## START Provided records
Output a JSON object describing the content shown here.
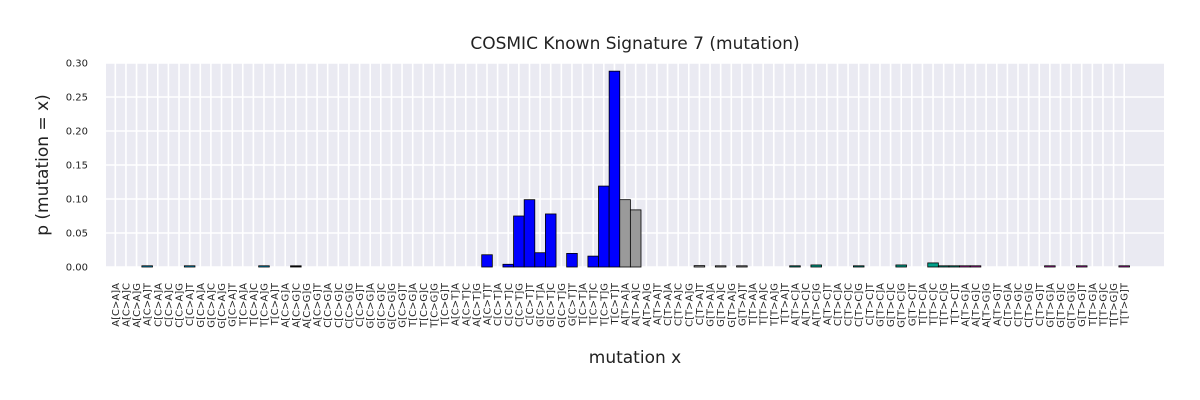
{
  "chart_data": {
    "type": "bar",
    "title": "COSMIC Known Signature 7 (mutation)",
    "xlabel": "mutation x",
    "ylabel": "p (mutation = x)",
    "ylim": [
      0,
      0.3
    ],
    "yticks": [
      "0.00",
      "0.05",
      "0.10",
      "0.15",
      "0.20",
      "0.25",
      "0.30"
    ],
    "grid": true,
    "categories": [
      "A[C>A]A",
      "A[C>A]C",
      "A[C>A]G",
      "A[C>A]T",
      "C[C>A]A",
      "C[C>A]C",
      "C[C>A]G",
      "C[C>A]T",
      "G[C>A]A",
      "G[C>A]C",
      "G[C>A]G",
      "G[C>A]T",
      "T[C>A]A",
      "T[C>A]C",
      "T[C>A]G",
      "T[C>A]T",
      "A[C>G]A",
      "A[C>G]C",
      "A[C>G]G",
      "A[C>G]T",
      "C[C>G]A",
      "C[C>G]C",
      "C[C>G]G",
      "C[C>G]T",
      "G[C>G]A",
      "G[C>G]C",
      "G[C>G]G",
      "G[C>G]T",
      "T[C>G]A",
      "T[C>G]C",
      "T[C>G]G",
      "T[C>G]T",
      "A[C>T]A",
      "A[C>T]C",
      "A[C>T]G",
      "A[C>T]T",
      "C[C>T]A",
      "C[C>T]C",
      "C[C>T]G",
      "C[C>T]T",
      "G[C>T]A",
      "G[C>T]C",
      "G[C>T]G",
      "G[C>T]T",
      "T[C>T]A",
      "T[C>T]C",
      "T[C>T]G",
      "T[C>T]T",
      "A[T>A]A",
      "A[T>A]C",
      "A[T>A]G",
      "A[T>A]T",
      "C[T>A]A",
      "C[T>A]C",
      "C[T>A]G",
      "C[T>A]T",
      "G[T>A]A",
      "G[T>A]C",
      "G[T>A]G",
      "G[T>A]T",
      "T[T>A]A",
      "T[T>A]C",
      "T[T>A]G",
      "T[T>A]T",
      "A[T>C]A",
      "A[T>C]C",
      "A[T>C]G",
      "A[T>C]T",
      "C[T>C]A",
      "C[T>C]C",
      "C[T>C]G",
      "C[T>C]T",
      "G[T>C]A",
      "G[T>C]C",
      "G[T>C]G",
      "G[T>C]T",
      "T[T>C]A",
      "T[T>C]C",
      "T[T>C]G",
      "T[T>C]T",
      "A[T>G]A",
      "A[T>G]C",
      "A[T>G]G",
      "A[T>G]T",
      "C[T>G]A",
      "C[T>G]C",
      "C[T>G]G",
      "C[T>G]T",
      "G[T>G]A",
      "G[T>G]C",
      "G[T>G]G",
      "G[T>G]T",
      "T[T>G]A",
      "T[T>G]C",
      "T[T>G]G",
      "T[T>G]T"
    ],
    "values": [
      0.0,
      0.0,
      0.0,
      0.001,
      0.0,
      0.0,
      0.0,
      0.001,
      0.0,
      0.0,
      0.0,
      0.0,
      0.0,
      0.0,
      0.001,
      0.0,
      0.0,
      0.001,
      0.0,
      0.0,
      0.0,
      0.0,
      0.0,
      0.0,
      0.0,
      0.0,
      0.0,
      0.0,
      0.0,
      0.0,
      0.0,
      0.0,
      0.0,
      0.0,
      0.0,
      0.018,
      0.0,
      0.004,
      0.075,
      0.099,
      0.021,
      0.078,
      0.0,
      0.02,
      0.0,
      0.016,
      0.119,
      0.288,
      0.099,
      0.084,
      0.0,
      0.0,
      0.0,
      0.0,
      0.0,
      0.002,
      0.0,
      0.001,
      0.0,
      0.001,
      0.0,
      0.0,
      0.0,
      0.0,
      0.001,
      0.0,
      0.003,
      0.0,
      0.0,
      0.0,
      0.001,
      0.0,
      0.0,
      0.0,
      0.003,
      0.0,
      0.0,
      0.006,
      0.001,
      0.001,
      0.001,
      0.001,
      0.0,
      0.0,
      0.0,
      0.0,
      0.0,
      0.0,
      0.001,
      0.0,
      0.0,
      0.001,
      0.0,
      0.0,
      0.0,
      0.001
    ],
    "group_colors": {
      "C>A": "#00bfff",
      "C>G": "#111111",
      "C>T": "#0000ff",
      "T>A": "#9a9a9a",
      "T>C": "#00a08a",
      "T>G": "#d020c0"
    },
    "colors": {
      "background": "#eaeaf2",
      "grid": "#ffffff",
      "bar_edge": "#000000"
    }
  }
}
## END Provided records
Directions for this task
Pick out every line of the listing containing the word "mutation", and show those lines.

Task output
    "title": "COSMIC Known Signature 7 (mutation)",
    "xlabel": "mutation x",
    "ylabel": "p (mutation = x)",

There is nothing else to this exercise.